==== Raw data
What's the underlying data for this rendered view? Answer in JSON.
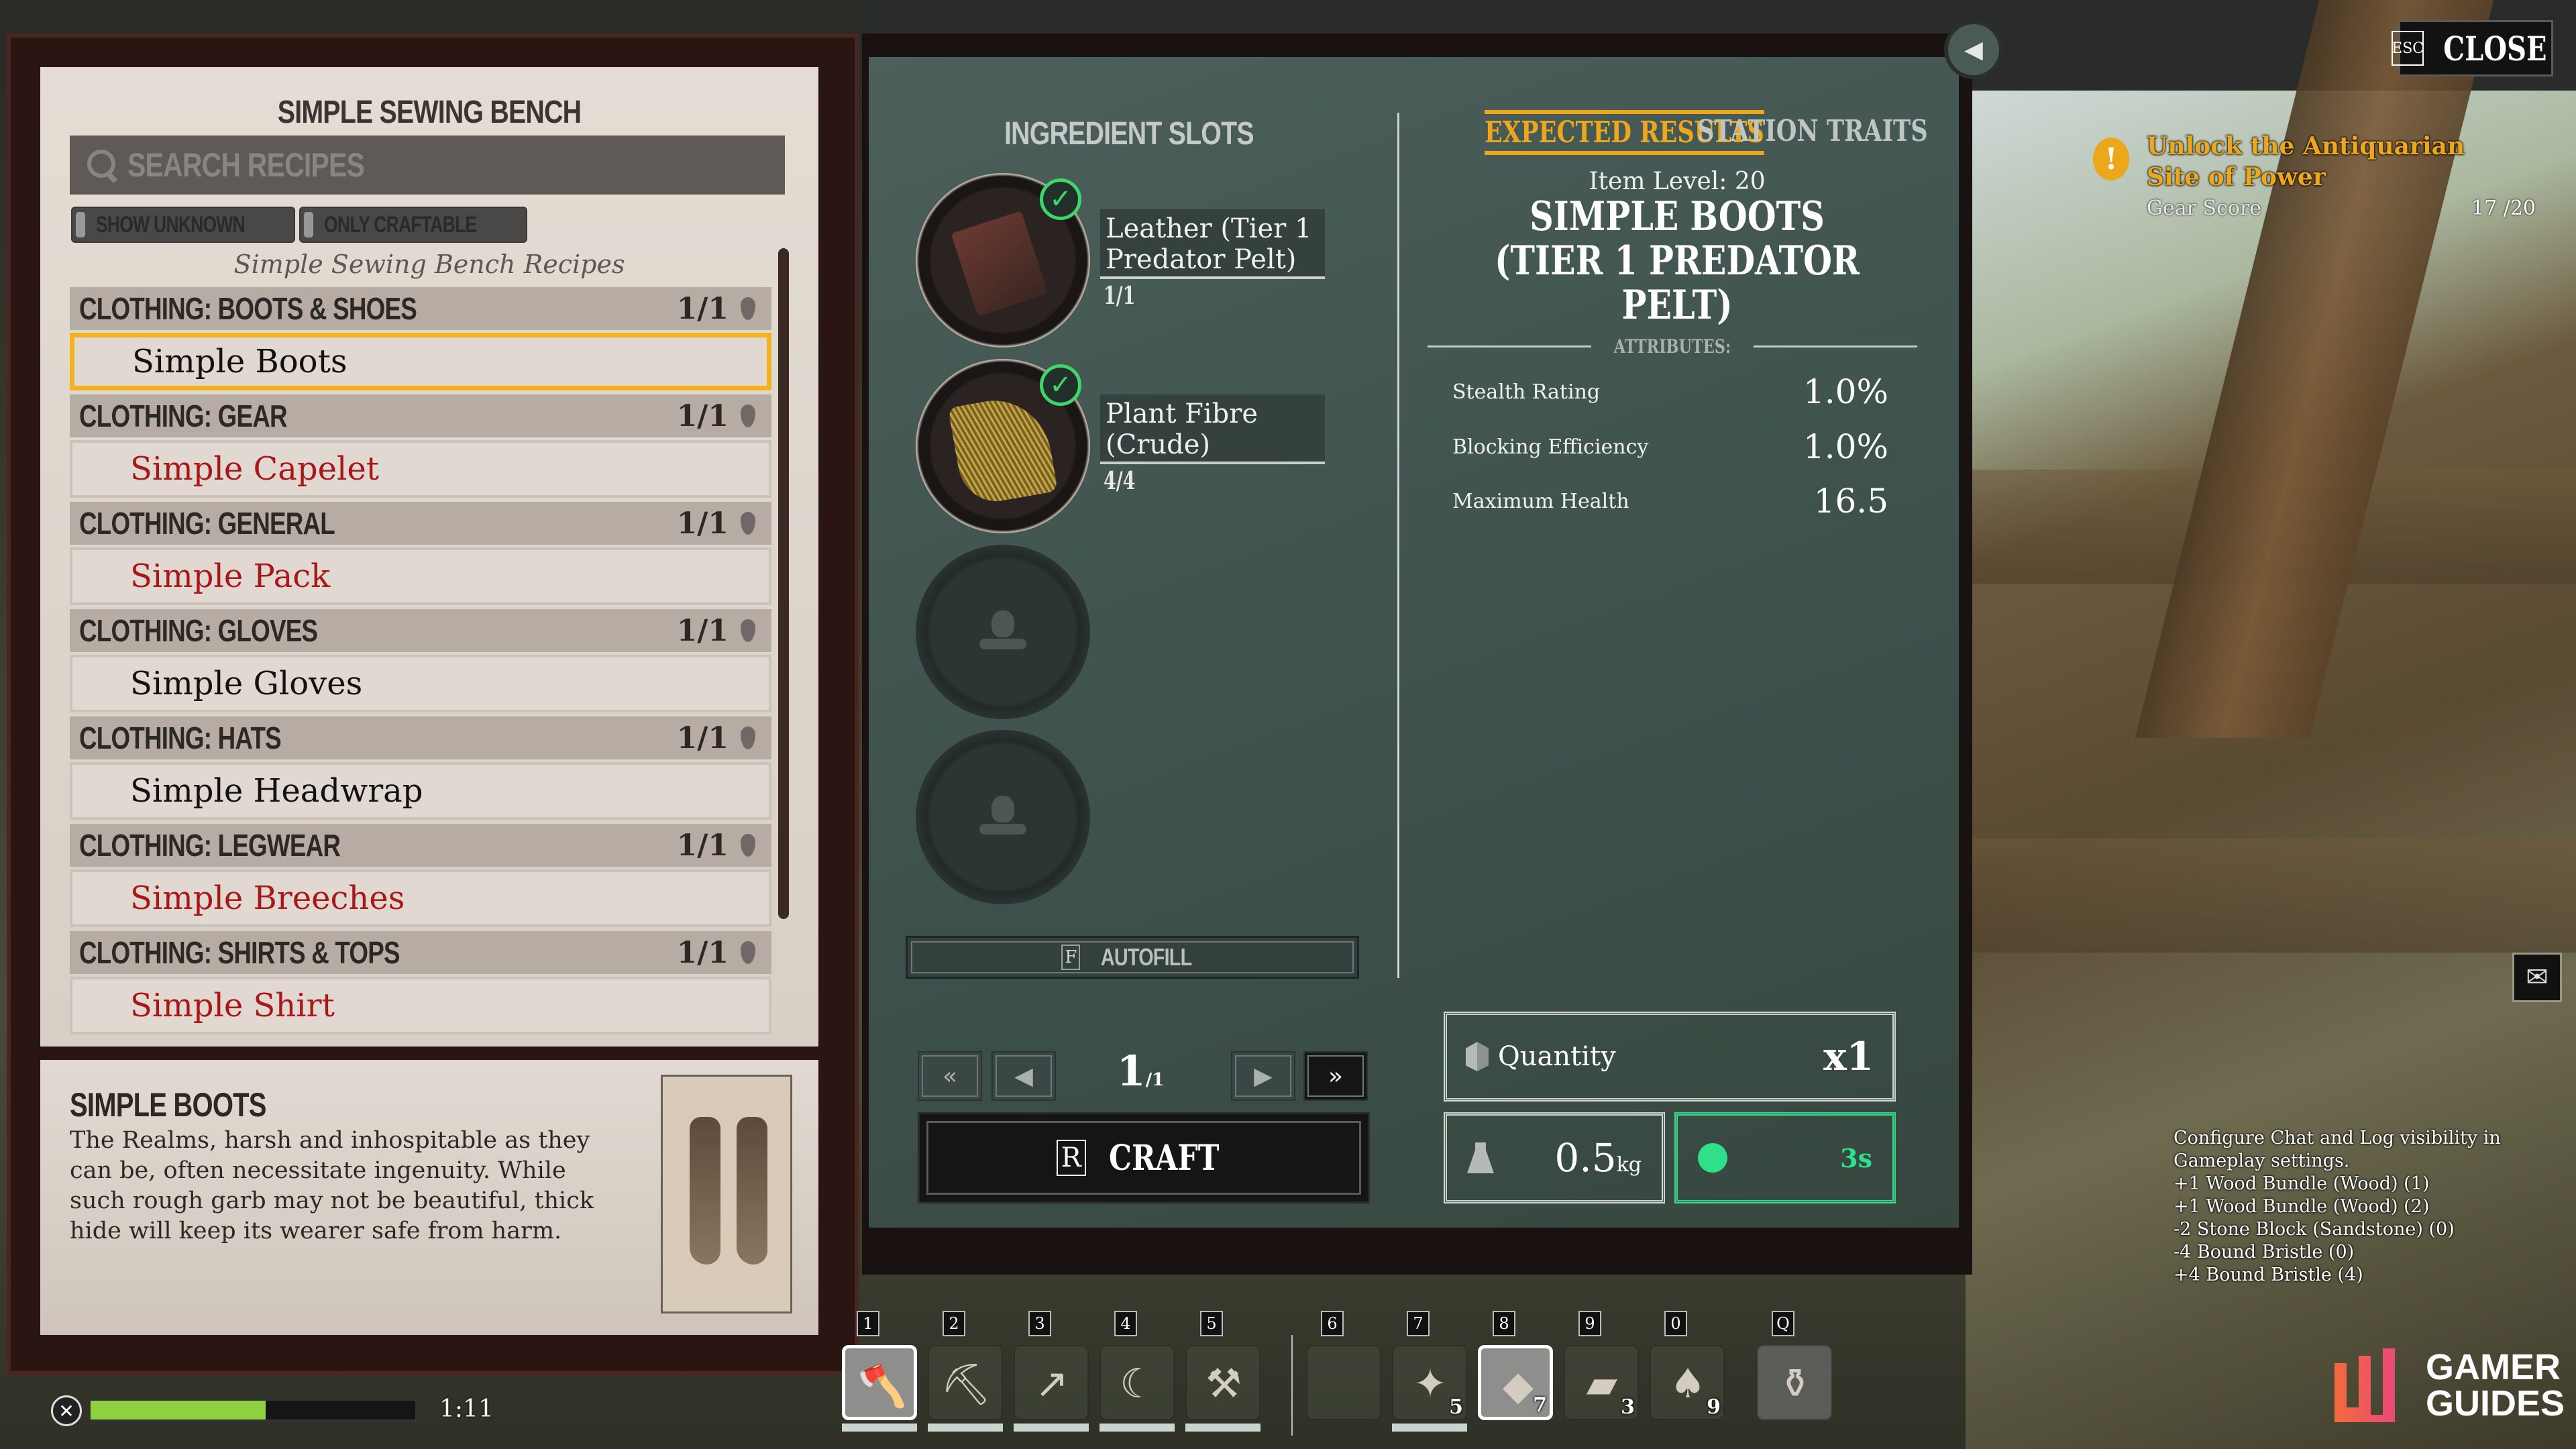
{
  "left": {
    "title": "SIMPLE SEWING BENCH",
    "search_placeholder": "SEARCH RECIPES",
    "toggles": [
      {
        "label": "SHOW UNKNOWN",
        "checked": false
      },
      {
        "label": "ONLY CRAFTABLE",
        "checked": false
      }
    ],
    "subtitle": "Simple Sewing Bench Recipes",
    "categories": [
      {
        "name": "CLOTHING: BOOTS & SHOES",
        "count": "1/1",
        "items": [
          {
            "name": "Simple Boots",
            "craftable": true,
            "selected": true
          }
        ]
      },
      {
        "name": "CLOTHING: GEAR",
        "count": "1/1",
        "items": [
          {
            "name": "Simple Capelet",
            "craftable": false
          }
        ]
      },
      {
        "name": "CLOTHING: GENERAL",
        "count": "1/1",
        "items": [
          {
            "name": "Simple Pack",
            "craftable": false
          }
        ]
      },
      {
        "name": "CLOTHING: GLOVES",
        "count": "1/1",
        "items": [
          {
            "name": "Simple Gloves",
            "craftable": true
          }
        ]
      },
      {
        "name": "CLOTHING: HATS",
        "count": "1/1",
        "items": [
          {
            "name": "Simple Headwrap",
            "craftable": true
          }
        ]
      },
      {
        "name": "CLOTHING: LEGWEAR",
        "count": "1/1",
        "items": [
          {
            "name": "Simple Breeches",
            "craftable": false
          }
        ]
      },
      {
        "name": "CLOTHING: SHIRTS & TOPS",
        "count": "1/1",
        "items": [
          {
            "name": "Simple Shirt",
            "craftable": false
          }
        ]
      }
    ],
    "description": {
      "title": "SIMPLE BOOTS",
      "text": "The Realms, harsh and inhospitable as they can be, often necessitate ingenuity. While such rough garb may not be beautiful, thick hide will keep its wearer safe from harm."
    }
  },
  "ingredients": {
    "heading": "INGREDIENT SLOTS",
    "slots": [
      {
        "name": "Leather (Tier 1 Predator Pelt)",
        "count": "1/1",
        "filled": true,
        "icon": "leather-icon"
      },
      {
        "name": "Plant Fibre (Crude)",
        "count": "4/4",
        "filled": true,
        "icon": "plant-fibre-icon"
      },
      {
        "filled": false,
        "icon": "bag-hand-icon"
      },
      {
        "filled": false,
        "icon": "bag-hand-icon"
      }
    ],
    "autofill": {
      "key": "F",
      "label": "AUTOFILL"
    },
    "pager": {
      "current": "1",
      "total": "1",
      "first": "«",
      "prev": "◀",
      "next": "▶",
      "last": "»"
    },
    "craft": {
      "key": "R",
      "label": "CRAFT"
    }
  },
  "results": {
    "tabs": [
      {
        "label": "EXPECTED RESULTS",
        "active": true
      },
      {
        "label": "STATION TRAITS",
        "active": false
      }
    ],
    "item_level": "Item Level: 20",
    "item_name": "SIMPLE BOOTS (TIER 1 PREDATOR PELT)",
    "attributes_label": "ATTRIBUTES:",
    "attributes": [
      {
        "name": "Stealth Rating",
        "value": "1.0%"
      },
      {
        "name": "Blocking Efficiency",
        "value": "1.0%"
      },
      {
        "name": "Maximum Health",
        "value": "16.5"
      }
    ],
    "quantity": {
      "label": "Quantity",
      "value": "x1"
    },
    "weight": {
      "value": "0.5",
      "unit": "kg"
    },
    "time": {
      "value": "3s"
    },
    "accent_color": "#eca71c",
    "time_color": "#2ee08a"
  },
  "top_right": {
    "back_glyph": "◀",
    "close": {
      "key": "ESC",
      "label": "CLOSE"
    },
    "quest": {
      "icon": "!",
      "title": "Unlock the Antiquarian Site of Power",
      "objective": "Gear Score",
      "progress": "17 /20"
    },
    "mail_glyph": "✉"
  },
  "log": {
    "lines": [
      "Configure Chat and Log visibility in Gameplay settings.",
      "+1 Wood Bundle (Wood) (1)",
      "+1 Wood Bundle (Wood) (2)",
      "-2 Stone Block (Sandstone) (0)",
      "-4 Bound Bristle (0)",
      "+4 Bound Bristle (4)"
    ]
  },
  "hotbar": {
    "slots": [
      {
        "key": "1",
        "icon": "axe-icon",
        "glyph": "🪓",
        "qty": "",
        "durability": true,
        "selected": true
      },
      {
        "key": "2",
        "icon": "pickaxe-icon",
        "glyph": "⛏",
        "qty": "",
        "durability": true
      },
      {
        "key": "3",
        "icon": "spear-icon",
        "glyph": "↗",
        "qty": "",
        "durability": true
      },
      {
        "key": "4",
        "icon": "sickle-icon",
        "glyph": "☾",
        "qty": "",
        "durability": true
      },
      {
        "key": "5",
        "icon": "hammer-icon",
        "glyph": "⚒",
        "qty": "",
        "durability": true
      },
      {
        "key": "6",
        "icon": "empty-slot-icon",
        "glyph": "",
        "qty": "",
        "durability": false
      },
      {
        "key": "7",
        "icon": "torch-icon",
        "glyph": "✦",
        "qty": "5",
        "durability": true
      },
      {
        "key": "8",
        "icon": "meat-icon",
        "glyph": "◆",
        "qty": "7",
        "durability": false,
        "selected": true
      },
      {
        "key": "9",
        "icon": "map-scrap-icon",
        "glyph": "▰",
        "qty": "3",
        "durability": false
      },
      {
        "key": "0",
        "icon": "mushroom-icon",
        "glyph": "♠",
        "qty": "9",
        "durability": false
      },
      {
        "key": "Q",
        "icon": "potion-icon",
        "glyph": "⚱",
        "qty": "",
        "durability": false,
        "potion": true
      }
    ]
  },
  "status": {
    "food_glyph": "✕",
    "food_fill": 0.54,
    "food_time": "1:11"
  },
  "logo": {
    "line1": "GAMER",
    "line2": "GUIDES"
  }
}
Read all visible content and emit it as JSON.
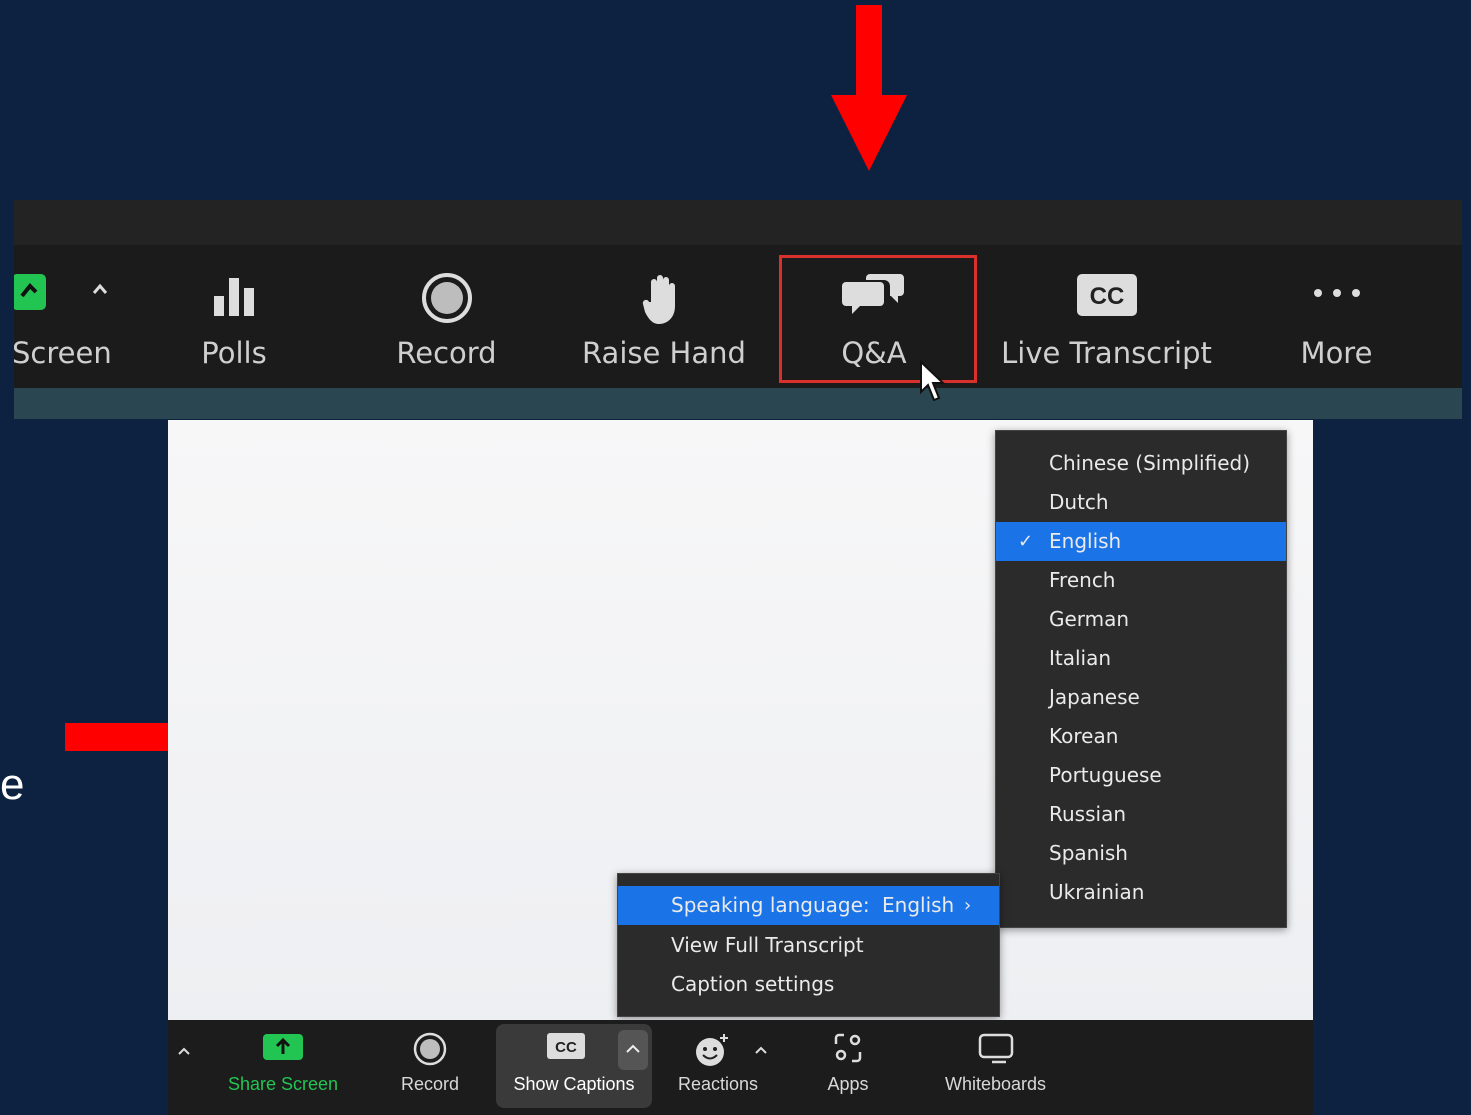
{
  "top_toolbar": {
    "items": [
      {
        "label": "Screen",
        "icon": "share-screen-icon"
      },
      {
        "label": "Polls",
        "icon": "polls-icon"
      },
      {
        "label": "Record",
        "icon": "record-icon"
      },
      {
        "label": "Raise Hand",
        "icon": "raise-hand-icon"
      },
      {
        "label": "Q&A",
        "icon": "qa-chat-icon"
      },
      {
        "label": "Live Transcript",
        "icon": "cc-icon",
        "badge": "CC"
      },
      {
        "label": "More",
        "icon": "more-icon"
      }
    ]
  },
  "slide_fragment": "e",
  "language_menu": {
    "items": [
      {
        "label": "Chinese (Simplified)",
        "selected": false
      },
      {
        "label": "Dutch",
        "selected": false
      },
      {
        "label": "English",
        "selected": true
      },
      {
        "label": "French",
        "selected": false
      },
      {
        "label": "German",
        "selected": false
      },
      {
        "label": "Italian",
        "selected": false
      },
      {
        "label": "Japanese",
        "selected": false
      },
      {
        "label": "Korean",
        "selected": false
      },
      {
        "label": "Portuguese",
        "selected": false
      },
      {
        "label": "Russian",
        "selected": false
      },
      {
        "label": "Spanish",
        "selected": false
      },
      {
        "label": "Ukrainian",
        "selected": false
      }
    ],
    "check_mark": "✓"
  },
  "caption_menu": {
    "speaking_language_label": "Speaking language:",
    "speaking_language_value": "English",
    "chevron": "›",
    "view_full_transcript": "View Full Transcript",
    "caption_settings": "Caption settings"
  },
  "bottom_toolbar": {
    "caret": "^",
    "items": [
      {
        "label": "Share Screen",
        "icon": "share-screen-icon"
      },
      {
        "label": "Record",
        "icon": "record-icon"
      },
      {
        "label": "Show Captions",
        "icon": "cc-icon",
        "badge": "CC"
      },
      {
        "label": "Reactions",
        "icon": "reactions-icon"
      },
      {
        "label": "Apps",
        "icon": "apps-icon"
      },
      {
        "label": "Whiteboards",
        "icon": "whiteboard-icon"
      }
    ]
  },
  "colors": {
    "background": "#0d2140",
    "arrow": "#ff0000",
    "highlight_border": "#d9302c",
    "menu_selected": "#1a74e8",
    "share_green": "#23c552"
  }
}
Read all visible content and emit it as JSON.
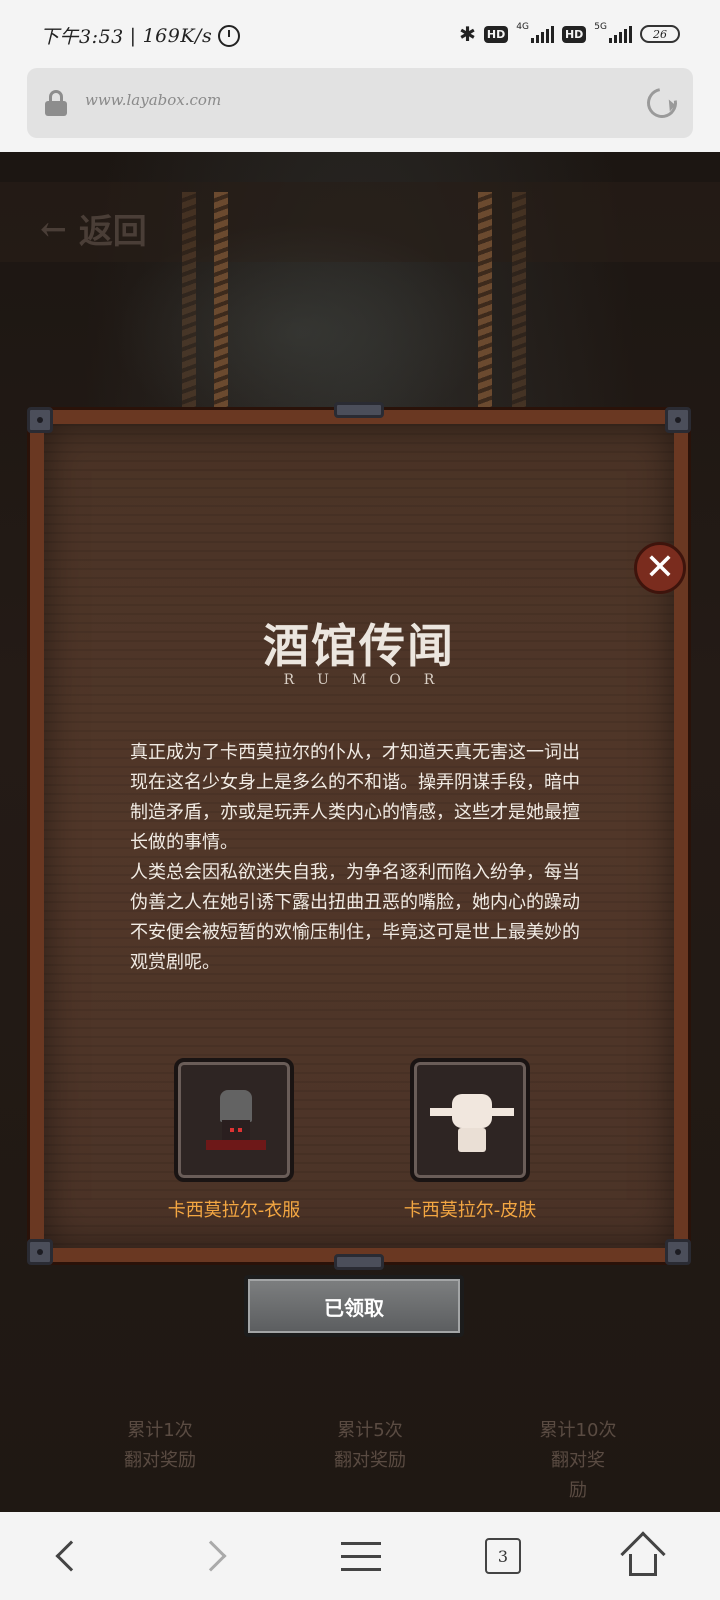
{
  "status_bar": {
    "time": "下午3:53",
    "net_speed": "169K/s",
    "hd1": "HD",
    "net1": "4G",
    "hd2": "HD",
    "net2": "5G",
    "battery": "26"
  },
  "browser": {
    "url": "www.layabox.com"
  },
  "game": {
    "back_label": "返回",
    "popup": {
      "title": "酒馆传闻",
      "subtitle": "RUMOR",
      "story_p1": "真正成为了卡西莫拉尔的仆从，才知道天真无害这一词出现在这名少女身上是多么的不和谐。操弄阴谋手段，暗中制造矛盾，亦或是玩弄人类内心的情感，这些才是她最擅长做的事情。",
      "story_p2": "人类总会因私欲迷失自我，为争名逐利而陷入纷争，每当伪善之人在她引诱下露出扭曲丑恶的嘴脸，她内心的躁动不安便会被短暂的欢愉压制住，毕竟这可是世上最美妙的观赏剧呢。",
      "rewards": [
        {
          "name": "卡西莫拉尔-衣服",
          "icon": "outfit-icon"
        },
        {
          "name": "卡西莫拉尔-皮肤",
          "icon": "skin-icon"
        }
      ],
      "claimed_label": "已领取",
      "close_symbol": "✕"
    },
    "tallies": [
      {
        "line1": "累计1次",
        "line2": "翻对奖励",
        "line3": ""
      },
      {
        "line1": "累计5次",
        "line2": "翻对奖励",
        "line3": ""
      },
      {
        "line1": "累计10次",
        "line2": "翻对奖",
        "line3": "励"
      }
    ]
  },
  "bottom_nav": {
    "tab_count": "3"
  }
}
========
Task prompt: Look through the entries and return every line where "CLOTHING" appears.

Reply to the exercise:
        "name": "CLOTHING: BOOTS & SHOES",
        "name": "CLOTHING: GEAR",
        "name": "CLOTHING: GENERAL",
        "name": "CLOTHING: GLOVES",
        "name": "CLOTHING: HATS",
        "name": "CLOTHING: LEGWEAR",
        "name": "CLOTHING: SHIRTS & TOPS",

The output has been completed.